→ **Problem**: Return all of the entries exactly, with nothing added or left out.

[Collected data entries]
>> START
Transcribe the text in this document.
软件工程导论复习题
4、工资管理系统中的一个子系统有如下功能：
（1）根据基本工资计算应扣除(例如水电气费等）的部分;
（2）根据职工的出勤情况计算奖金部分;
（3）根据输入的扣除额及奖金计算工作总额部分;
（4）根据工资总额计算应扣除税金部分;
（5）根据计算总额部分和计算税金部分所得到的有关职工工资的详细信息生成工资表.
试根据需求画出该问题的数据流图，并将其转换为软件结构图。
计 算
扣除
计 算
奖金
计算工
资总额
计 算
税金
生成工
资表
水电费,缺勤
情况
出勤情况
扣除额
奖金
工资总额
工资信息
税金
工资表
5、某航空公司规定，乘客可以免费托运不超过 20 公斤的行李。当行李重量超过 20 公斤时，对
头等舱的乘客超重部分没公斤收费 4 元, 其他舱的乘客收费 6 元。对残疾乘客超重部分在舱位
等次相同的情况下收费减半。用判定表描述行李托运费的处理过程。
>> END
→ **Reply**:
Transcribe the text in this document.
软件工程导论复习题
4、工资管理系统中的一个子系统有如下功能：
（1）根据基本工资计算应扣除(例如水电气费等）的部分;
（2）根据职工的出勤情况计算奖金部分;
（3）根据输入的扣除额及奖金计算工作总额部分;
（4）根据工资总额计算应扣除税金部分;
（5）根据计算总额部分和计算税金部分所得到的有关职工工资的详细信息生成工资表.
试根据需求画出该问题的数据流图，并将其转换为软件结构图。
计 算
扣除
计 算
奖金
计算工
资总额
计 算
税金
生成工
资表
水电费,缺勤
情况
出勤情况
扣除额
奖金
工资总额
工资信息
税金
工资表
5、某航空公司规定，乘客可以免费托运不超过 20 公斤的行李。当行李重量超过 20 公斤时，对
头等舱的乘客超重部分没公斤收费 4 元, 其他舱的乘客收费 6 元。对残疾乘客超重部分在舱位
等次相同的情况下收费减半。用判定表描述行李托运费的处理过程。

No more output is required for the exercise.